▶ [Description of the task]: From the entries below, gather every line containing the string "this".

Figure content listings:
-- start --
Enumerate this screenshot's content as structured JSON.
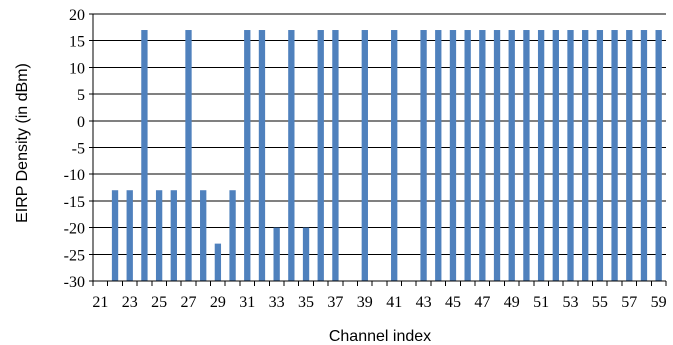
{
  "chart_data": {
    "type": "bar",
    "xlabel": "Channel index",
    "ylabel": "EIRP Density (in dBm)",
    "ylim": [
      -30,
      20
    ],
    "yticks": [
      20,
      15,
      10,
      5,
      0,
      -5,
      -10,
      -15,
      -20,
      -25,
      -30
    ],
    "xticks": [
      21,
      23,
      25,
      27,
      29,
      31,
      33,
      35,
      37,
      39,
      41,
      43,
      45,
      47,
      49,
      51,
      53,
      55,
      57,
      59
    ],
    "grid": true,
    "bar_color": "#4f81bd",
    "categories": [
      21,
      22,
      23,
      24,
      25,
      26,
      27,
      28,
      29,
      30,
      31,
      32,
      33,
      34,
      35,
      36,
      37,
      38,
      39,
      40,
      41,
      42,
      43,
      44,
      45,
      46,
      47,
      48,
      49,
      50,
      51,
      52,
      53,
      54,
      55,
      56,
      57,
      58,
      59
    ],
    "values": [
      null,
      -13,
      -13,
      17,
      -13,
      -13,
      17,
      -13,
      -23,
      -13,
      17,
      17,
      -20,
      17,
      -20,
      17,
      17,
      null,
      17,
      null,
      17,
      null,
      17,
      17,
      17,
      17,
      17,
      17,
      17,
      17,
      17,
      17,
      17,
      17,
      17,
      17,
      17,
      17,
      17
    ]
  }
}
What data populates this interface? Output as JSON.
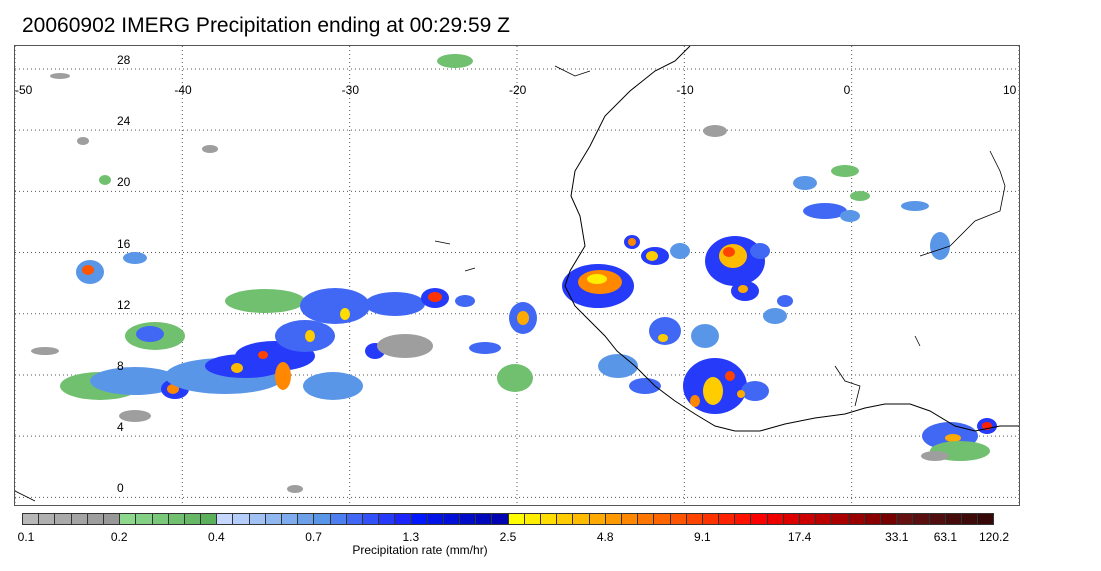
{
  "title": "20060902 IMERG Precipitation ending at 00:29:59 Z",
  "map": {
    "lon_labels": [
      "-50",
      "-40",
      "-30",
      "-20",
      "-10",
      "0",
      "10"
    ],
    "lat_labels": [
      "28",
      "24",
      "20",
      "16",
      "12",
      "8",
      "4",
      "0"
    ],
    "lon_range": [
      -50,
      10
    ],
    "lat_range": [
      -0.5,
      29.5
    ],
    "grid": "dotted"
  },
  "colorbar": {
    "caption": "Precipitation rate (mm/hr)",
    "tick_labels": [
      "0.1",
      "0.2",
      "0.4",
      "0.7",
      "1.3",
      "2.5",
      "4.8",
      "9.1",
      "17.4",
      "33.1",
      "63.1",
      "120.2"
    ],
    "colors": [
      "#b8b8b8",
      "#b0b0b0",
      "#aaaaaa",
      "#a4a4a4",
      "#9e9e9e",
      "#989898",
      "#8ed88e",
      "#84d084",
      "#7ac87a",
      "#70c070",
      "#66b866",
      "#5cb05c",
      "#c6d8ff",
      "#b4cdfa",
      "#a2c2f5",
      "#90b7f0",
      "#7eacee",
      "#6ca1ea",
      "#5a96e8",
      "#4d7ff0",
      "#4068f4",
      "#3351f8",
      "#263afa",
      "#1a24fb",
      "#0018ff",
      "#0014e8",
      "#0010d8",
      "#000cc8",
      "#0008bc",
      "#0004b0",
      "#ffff00",
      "#ffee00",
      "#ffdd00",
      "#ffcc00",
      "#ffbb00",
      "#ffaa00",
      "#ff9900",
      "#ff8800",
      "#ff7700",
      "#ff6600",
      "#ff5500",
      "#ff4400",
      "#ff3300",
      "#ff2200",
      "#ff1100",
      "#ff0000",
      "#ee0000",
      "#dd0000",
      "#cc0000",
      "#bb0000",
      "#aa0000",
      "#990000",
      "#880000",
      "#770000",
      "#661111",
      "#5a1010",
      "#500e0e",
      "#460c0c",
      "#3e0a0a",
      "#360808"
    ]
  }
}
-- end --
▶ [Response]:
Enumerate this screenshot's content as structured JSON.
What data populates this interface? Output as JSON.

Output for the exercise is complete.